▶ **What is required**:
Exclude the pictures and reproduce the remaining data exactly as written.

▶ **Lines of data**:
——————————
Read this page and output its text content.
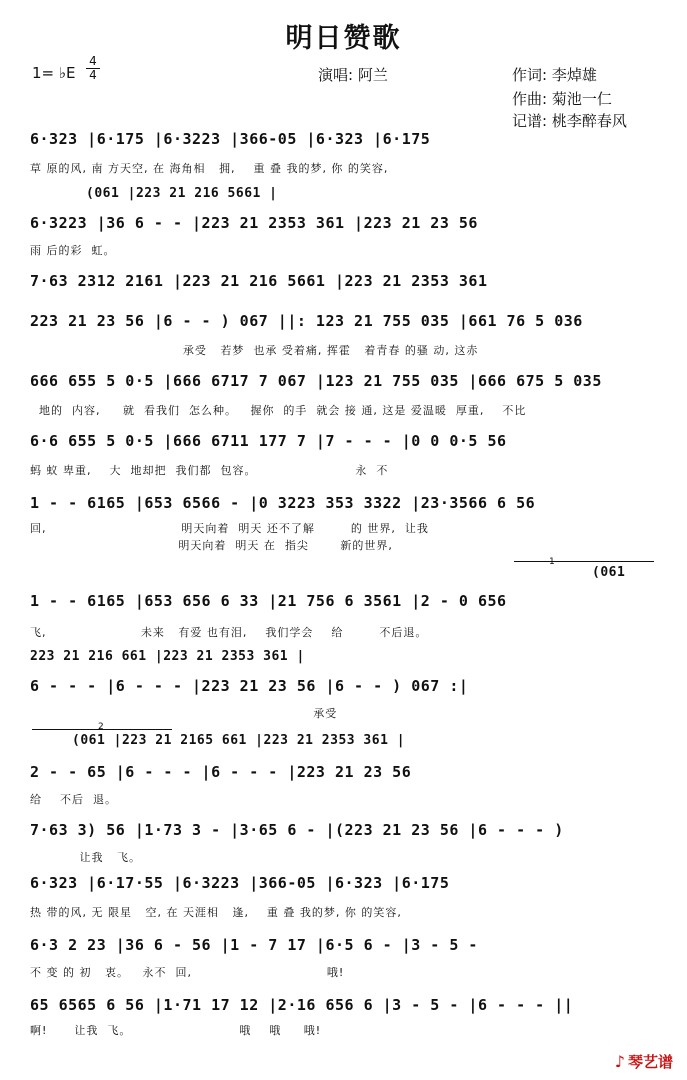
明日赞歌
1= ♭E
4
4	演唱: 阿兰	作词: 李焯雄
作曲: 菊池一仁
记谱: 桃李醉春风
6·323 |6·175 |6·3223 |366-05 |6·323 |6·175
草 原的风, 南 方天空, 在 海角相   拥,    重 叠 我的梦, 你 的笑容,
(061 |223 21 216 5661 |
6·3223 |36 6 - - |223 21 2353 361 |223 21 23 56
雨 后的彩  虹。
7·63 2312 2161 |223 21 216 5661 |223 21 2353 361
223 21 23 56 |6 - - ) 067 ||: 123 21 755 035 |661 76 5 036
承受   若梦  也承 受着痛, 挥霍   着青春 的骚 动, 这赤
666 655 5 0·5 |666 6717 7 067 |123 21 755 035 |666 675 5 035
地的  内容,     就  看我们  怎么种。   握你  的手  就会 接 通, 这是 爱温暖  厚重,    不比
6·6 655 5 0·5 |666 6711 177 7 |7 - - - |0 0 0·5 56
蚂 蚁 卑重,    大  地却把  我们都  包容。                      永  不
1 - - 6165 |653 6566 - |0 3223 353 3322 |23·3566 6 56
回,                              明天向着  明天 还不了解        的 世界,  让我
明天向着  明天 在  指尖       新的世界,
1
1 - - 6165 |653 656 6 33 |21 756 6 3561 |2 - 0 656
飞,                     未来   有爱 也有泪,    我们学会    给        不后退。
(061
223 21 216 661 |223 21 2353 361 |
6 - - - |6 - - - |223 21 23 56 |6 - - ) 067 :|
承受
2
(061 |223 21 2165 661 |223 21 2353 361 |
2 - - 65 |6 - - - |6 - - - |223 21 23 56
给    不后  退。
7·63 3) 56 |1·73 3 - |3·65 6 - |(223 21 23 56 |6 - - - )
让我   飞。
6·323 |6·17·55 |6·3223 |366-05 |6·323 |6·175
热 带的风, 无 限星   空, 在 天涯相   逢,    重 叠 我的梦, 你 的笑容,
6·3 2 23 |36 6 - 56 |1 - 7 17 |6·5 6 - |3 - 5 -
不 变 的 初   衷。   永不  回,                              哦!
65 6565 6 56 |1·71 17 12 |2·16 656 6 |3 - 5 - |6 - - - ||
啊!      让我  飞。                        哦    哦     哦!
♪ 琴艺谱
——————————
▶ **Reply to the task**:
Read this page and output its text content.
明日赞歌
1= ♭E
4
4	演唱: 阿兰	作词: 李焯雄
作曲: 菊池一仁
记谱: 桃李醉春风
6·323 |6·175 |6·3223 |366-05 |6·323 |6·175
草 原的风, 南 方天空, 在 海角相   拥,    重 叠 我的梦, 你 的笑容,
(061 |223 21 216 5661 |
6·3223 |36 6 - - |223 21 2353 361 |223 21 23 56
雨 后的彩  虹。
7·63 2312 2161 |223 21 216 5661 |223 21 2353 361
223 21 23 56 |6 - - ) 067 ||: 123 21 755 035 |661 76 5 036
承受   若梦  也承 受着痛, 挥霍   着青春 的骚 动, 这赤
666 655 5 0·5 |666 6717 7 067 |123 21 755 035 |666 675 5 035
地的  内容,     就  看我们  怎么种。   握你  的手  就会 接 通, 这是 爱温暖  厚重,    不比
6·6 655 5 0·5 |666 6711 177 7 |7 - - - |0 0 0·5 56
蚂 蚁 卑重,    大  地却把  我们都  包容。                      永  不
1 - - 6165 |653 6566 - |0 3223 353 3322 |23·3566 6 56
回,                              明天向着  明天 还不了解        的 世界,  让我
明天向着  明天 在  指尖       新的世界,
1
1 - - 6165 |653 656 6 33 |21 756 6 3561 |2 - 0 656
飞,                     未来   有爱 也有泪,    我们学会    给        不后退。
(061
223 21 216 661 |223 21 2353 361 |
6 - - - |6 - - - |223 21 23 56 |6 - - ) 067 :|
承受
2
(061 |223 21 2165 661 |223 21 2353 361 |
2 - - 65 |6 - - - |6 - - - |223 21 23 56
给    不后  退。
7·63 3) 56 |1·73 3 - |3·65 6 - |(223 21 23 56 |6 - - - )
让我   飞。
6·323 |6·17·55 |6·3223 |366-05 |6·323 |6·175
热 带的风, 无 限星   空, 在 天涯相   逢,    重 叠 我的梦, 你 的笑容,
6·3 2 23 |36 6 - 56 |1 - 7 17 |6·5 6 - |3 - 5 -
不 变 的 初   衷。   永不  回,                              哦!
65 6565 6 56 |1·71 17 12 |2·16 656 6 |3 - 5 - |6 - - - ||
啊!      让我  飞。                        哦    哦     哦!
♪ 琴艺谱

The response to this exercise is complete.